● **What the exercise asks**: Across the entries below, how many lines contain the word "lobal"? Give the number alone.

● **Record list**:
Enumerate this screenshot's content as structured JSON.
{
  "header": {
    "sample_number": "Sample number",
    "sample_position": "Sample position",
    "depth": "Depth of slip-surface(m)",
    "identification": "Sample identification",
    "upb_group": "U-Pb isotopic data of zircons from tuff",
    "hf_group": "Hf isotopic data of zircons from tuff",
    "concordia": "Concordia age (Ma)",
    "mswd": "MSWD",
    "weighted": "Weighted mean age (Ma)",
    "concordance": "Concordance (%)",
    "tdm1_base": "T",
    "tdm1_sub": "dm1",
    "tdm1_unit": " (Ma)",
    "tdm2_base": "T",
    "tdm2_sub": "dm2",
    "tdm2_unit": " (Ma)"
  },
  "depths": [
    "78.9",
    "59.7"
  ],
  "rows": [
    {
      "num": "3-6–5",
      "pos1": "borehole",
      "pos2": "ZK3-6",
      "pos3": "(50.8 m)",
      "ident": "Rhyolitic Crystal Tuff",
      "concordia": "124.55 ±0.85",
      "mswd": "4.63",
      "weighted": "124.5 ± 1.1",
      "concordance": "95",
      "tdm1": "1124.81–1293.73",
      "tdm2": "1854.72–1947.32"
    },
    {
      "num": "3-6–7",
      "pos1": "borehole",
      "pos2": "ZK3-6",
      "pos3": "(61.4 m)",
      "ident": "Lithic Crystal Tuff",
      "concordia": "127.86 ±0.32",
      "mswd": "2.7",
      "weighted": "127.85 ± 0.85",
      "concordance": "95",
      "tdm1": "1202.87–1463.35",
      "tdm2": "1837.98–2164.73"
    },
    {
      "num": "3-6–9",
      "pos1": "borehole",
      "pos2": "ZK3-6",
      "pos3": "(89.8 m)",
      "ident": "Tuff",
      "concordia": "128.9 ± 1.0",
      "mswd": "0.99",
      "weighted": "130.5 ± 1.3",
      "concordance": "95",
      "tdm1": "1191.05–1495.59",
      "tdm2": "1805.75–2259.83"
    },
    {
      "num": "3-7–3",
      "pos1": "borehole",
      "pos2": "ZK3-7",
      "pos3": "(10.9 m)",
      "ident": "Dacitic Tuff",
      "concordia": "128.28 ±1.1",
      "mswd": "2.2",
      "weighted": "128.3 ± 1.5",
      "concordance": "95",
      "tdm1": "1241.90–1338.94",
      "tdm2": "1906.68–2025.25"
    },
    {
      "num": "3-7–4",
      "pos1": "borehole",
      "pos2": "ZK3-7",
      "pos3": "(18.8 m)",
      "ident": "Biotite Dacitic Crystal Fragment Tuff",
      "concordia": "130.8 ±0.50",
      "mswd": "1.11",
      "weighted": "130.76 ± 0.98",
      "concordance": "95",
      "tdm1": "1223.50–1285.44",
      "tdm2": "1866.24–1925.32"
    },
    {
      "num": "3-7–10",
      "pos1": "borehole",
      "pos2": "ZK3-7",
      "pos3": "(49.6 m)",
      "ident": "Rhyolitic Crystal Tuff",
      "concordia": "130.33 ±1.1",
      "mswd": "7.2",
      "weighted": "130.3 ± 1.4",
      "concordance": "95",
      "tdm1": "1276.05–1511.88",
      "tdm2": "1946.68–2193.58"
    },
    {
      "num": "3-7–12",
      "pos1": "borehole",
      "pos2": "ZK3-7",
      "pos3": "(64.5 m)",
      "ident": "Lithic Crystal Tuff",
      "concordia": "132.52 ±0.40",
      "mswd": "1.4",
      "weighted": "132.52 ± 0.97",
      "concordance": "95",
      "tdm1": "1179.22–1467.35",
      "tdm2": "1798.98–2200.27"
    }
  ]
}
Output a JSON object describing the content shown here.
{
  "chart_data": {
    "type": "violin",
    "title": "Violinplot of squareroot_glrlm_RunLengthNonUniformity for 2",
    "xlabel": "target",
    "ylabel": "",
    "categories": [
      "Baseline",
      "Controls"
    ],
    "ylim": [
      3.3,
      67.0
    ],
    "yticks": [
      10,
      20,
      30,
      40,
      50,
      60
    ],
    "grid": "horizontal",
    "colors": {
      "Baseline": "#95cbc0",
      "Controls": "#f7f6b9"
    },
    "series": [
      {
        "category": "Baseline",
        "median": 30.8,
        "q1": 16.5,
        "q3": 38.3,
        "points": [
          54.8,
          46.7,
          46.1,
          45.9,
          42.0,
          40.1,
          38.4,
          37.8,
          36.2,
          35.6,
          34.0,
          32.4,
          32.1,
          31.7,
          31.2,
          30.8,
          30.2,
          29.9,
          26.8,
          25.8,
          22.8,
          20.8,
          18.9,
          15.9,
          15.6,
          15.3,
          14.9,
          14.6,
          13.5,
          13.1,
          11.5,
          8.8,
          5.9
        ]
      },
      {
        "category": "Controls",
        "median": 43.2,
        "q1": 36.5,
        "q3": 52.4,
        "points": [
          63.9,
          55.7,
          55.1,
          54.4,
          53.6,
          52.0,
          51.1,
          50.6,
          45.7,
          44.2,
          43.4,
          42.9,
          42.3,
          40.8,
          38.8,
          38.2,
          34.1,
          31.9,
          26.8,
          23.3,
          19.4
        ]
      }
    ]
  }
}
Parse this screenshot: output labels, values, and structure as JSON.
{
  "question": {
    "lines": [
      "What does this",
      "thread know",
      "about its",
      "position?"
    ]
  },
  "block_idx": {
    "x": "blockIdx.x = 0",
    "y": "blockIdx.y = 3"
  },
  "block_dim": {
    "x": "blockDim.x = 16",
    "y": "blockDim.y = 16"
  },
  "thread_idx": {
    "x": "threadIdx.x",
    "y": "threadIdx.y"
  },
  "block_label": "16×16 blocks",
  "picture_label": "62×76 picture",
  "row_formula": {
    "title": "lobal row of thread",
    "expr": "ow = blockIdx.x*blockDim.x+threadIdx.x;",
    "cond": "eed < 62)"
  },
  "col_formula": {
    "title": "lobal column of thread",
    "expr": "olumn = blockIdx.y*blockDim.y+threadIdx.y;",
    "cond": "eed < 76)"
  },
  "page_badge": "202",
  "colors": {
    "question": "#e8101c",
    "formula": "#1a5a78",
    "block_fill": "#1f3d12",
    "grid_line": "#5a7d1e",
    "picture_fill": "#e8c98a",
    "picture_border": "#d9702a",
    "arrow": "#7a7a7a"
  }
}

● **Full output**: 2